*TASK PROMPT*
Take every line where the string "principiile" appears and copy it.

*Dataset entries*

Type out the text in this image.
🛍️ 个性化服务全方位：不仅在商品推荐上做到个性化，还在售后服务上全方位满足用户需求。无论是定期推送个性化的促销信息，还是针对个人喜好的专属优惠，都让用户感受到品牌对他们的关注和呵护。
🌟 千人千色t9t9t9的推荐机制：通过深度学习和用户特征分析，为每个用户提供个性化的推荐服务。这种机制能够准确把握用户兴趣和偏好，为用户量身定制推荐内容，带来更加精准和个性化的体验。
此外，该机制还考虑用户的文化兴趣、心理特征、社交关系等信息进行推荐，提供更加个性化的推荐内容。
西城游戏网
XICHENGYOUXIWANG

...

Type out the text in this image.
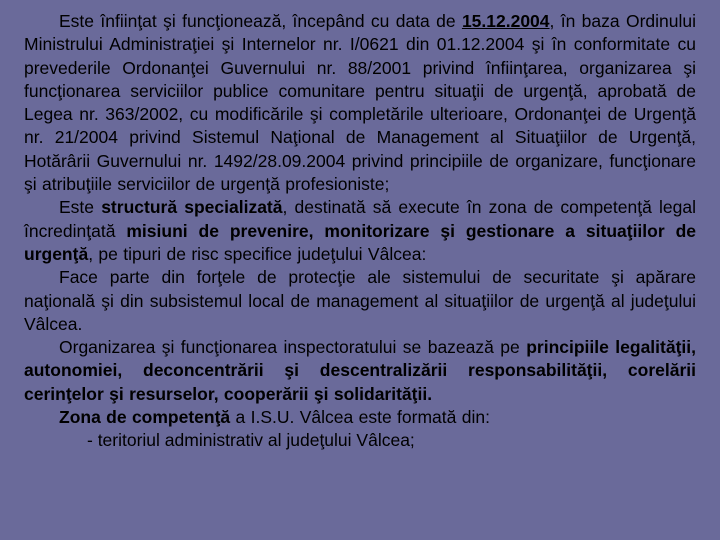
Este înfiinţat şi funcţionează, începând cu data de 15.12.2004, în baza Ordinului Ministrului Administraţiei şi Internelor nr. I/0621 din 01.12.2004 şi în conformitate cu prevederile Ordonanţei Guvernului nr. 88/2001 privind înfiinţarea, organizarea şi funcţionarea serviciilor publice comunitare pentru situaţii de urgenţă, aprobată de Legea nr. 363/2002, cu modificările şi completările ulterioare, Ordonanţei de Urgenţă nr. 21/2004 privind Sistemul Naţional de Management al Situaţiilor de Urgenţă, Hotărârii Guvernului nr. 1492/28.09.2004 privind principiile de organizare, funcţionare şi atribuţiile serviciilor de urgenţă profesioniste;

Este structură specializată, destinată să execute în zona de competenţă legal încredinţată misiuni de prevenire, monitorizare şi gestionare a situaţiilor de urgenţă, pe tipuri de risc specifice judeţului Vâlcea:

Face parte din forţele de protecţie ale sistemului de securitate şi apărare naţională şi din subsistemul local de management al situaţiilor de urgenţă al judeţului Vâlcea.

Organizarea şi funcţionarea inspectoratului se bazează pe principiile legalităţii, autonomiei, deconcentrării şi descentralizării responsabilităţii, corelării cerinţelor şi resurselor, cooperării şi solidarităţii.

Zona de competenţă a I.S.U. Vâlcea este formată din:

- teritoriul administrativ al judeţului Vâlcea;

*THE REPLY*
Este înfiinţat şi funcţionează, începând cu data de 15.12.2004, în baza Ordinului Ministrului Administraţiei şi Internelor nr. I/0621 din 01.12.2004 şi în conformitate cu prevederile Ordonanţei Guvernului nr. 88/2001 privind înfiinţarea, organizarea şi funcţionarea serviciilor publice comunitare pentru situaţii de urgenţă, aprobată de Legea nr. 363/2002, cu modificările şi completările ulterioare, Ordonanţei de Urgenţă nr. 21/2004 privind Sistemul Naţional de Management al Situaţiilor de Urgenţă, Hotărârii Guvernului nr. 1492/28.09.2004 privind principiile de organizare, funcţionare şi atribuţiile serviciilor de urgenţă profesioniste;
Organizarea şi funcţionarea inspectoratului se bazează pe principiile legalităţii, autonomiei, deconcentrării şi descentralizării responsabilităţii, corelării cerinţelor şi resurselor, cooperării şi solidarităţii.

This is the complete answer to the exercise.